Aim of the exercise: Note how many lines in the entries contain the string "JSON", then give that number and nothing else.
[Records for the exercise start]
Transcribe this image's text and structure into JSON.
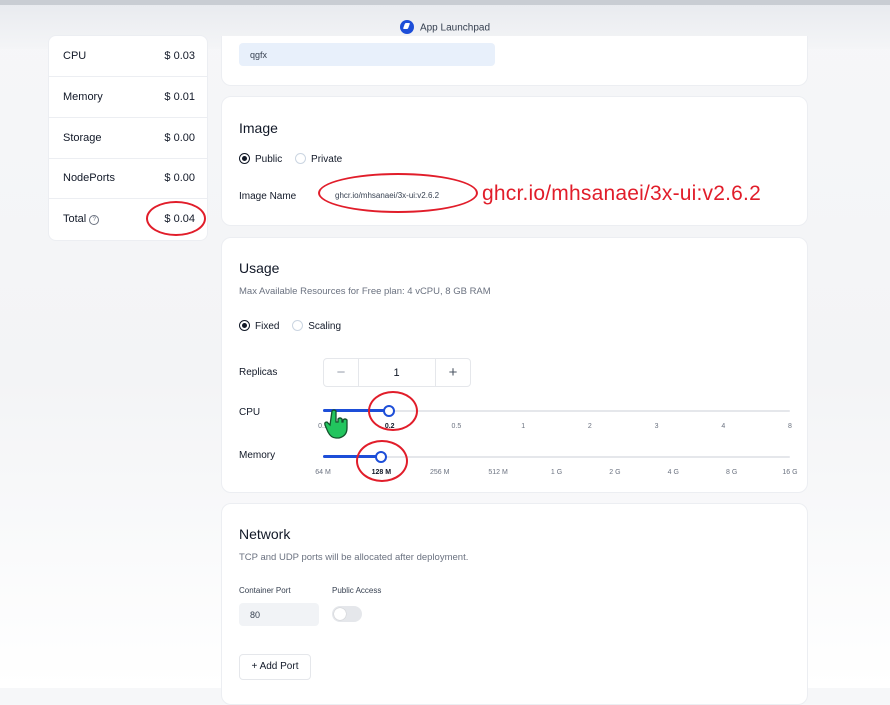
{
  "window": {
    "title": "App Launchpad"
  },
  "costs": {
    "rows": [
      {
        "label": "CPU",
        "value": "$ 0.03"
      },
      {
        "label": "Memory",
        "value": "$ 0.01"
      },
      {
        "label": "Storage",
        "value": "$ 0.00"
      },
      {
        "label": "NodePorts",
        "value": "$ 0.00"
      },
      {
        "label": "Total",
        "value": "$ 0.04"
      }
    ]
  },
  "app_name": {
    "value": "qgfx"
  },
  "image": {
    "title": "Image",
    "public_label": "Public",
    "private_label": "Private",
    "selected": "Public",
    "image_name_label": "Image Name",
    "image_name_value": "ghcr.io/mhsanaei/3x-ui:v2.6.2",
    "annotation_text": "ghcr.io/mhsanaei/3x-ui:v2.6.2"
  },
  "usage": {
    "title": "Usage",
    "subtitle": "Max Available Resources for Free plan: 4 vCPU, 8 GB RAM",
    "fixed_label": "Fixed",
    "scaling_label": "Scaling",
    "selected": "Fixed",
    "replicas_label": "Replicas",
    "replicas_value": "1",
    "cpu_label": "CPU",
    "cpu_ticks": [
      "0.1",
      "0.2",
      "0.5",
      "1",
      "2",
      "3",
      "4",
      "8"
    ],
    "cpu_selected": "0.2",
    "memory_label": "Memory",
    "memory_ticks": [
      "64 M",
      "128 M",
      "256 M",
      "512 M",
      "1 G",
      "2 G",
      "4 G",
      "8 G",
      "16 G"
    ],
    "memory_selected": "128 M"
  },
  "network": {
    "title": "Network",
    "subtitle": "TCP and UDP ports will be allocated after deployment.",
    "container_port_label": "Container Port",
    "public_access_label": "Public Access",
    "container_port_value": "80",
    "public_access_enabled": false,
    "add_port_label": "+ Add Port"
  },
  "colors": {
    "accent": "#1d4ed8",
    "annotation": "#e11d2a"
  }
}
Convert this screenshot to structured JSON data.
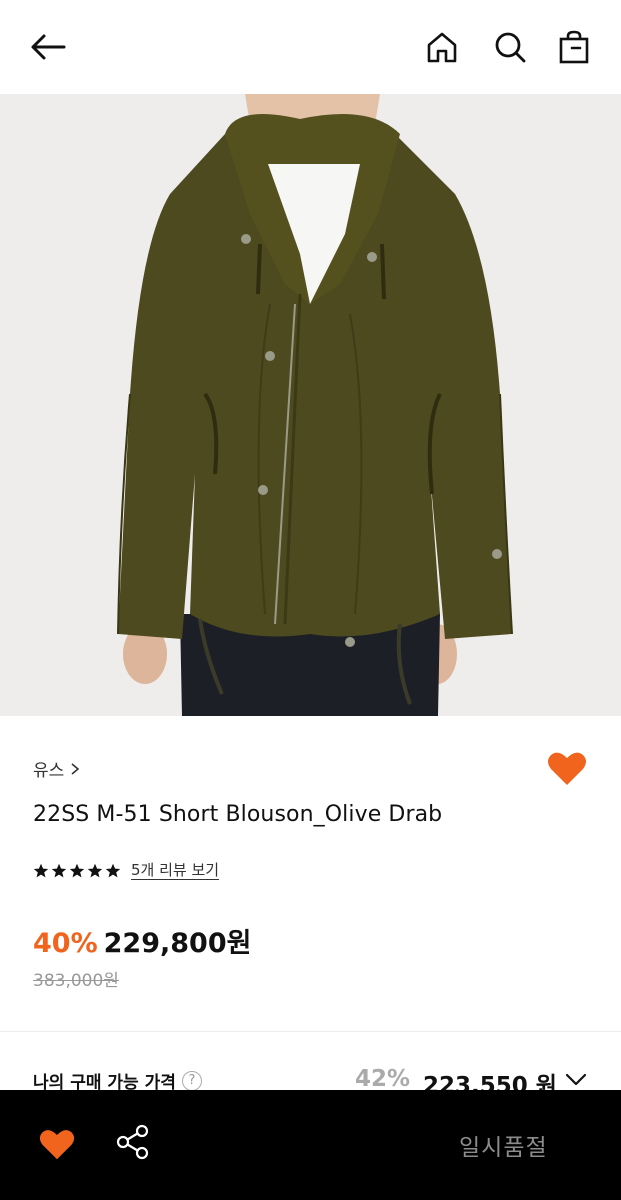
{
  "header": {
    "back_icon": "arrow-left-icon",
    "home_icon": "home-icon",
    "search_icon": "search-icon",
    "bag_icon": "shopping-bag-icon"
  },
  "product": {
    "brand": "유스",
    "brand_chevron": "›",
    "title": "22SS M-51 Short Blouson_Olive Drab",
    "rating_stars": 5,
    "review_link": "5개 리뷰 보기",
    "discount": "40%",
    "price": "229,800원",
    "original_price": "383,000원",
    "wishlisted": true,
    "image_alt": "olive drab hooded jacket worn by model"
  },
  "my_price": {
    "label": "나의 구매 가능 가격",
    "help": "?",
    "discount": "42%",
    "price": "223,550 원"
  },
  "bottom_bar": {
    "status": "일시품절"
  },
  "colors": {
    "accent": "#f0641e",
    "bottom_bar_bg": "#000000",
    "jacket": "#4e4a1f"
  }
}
[Records for the exercise end]
Exercise output: 2